**DATASET RECORDS:**

-- -- --

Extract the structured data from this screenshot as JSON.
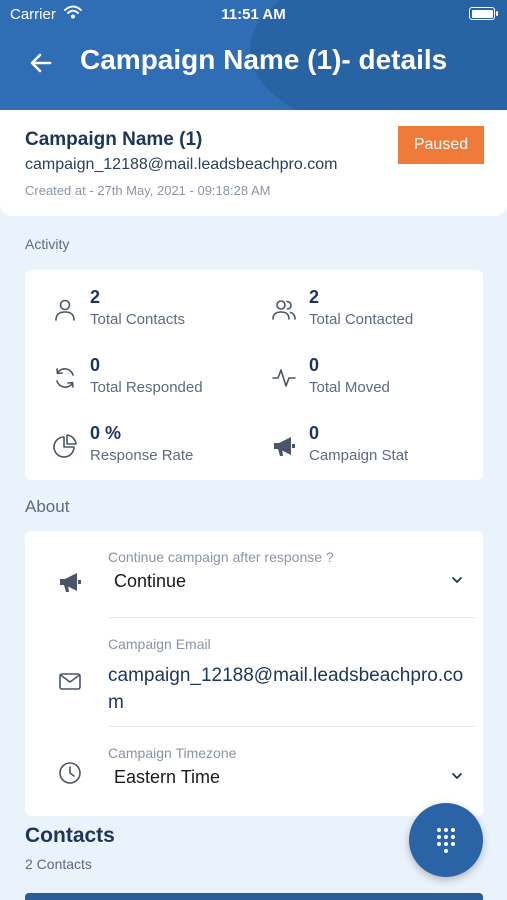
{
  "status_bar": {
    "carrier": "Carrier",
    "time": "11:51 AM"
  },
  "header": {
    "title": "Campaign Name (1)- details"
  },
  "campaign": {
    "name": "Campaign Name (1)",
    "email": "campaign_12188@mail.leadsbeachpro.com",
    "created": "Created at - 27th May, 2021 - 09:18:28 AM",
    "status": "Paused"
  },
  "activity": {
    "label": "Activity",
    "stats": [
      {
        "value": "2",
        "label": "Total Contacts",
        "icon": "user-icon"
      },
      {
        "value": "2",
        "label": "Total Contacted",
        "icon": "users-icon"
      },
      {
        "value": "0",
        "label": "Total Responded",
        "icon": "refresh-icon"
      },
      {
        "value": "0",
        "label": "Total Moved",
        "icon": "activity-icon"
      },
      {
        "value": "0 %",
        "label": "Response Rate",
        "icon": "pie-chart-icon"
      },
      {
        "value": "0",
        "label": "Campaign Stat",
        "icon": "megaphone-icon"
      }
    ]
  },
  "about": {
    "label": "About",
    "continue_label": "Continue campaign after response ?",
    "continue_value": "Continue",
    "email_label": "Campaign Email",
    "email_value": "campaign_12188@mail.leadsbeachpro.com",
    "timezone_label": "Campaign Timezone",
    "timezone_value": "Eastern Time"
  },
  "contacts": {
    "title": "Contacts",
    "count": "2 Contacts"
  },
  "colors": {
    "header": "#2f6db4",
    "badge": "#f07a3a",
    "background": "#eaf2fb",
    "fab": "#2b64a6"
  }
}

-- -- --

**SHORT EXERCISE:**
Pull out every line containing "title".

**EXERCISE OUTPUT:**
    "title": "Campaign Name (1)- details"
    "title": "Contacts",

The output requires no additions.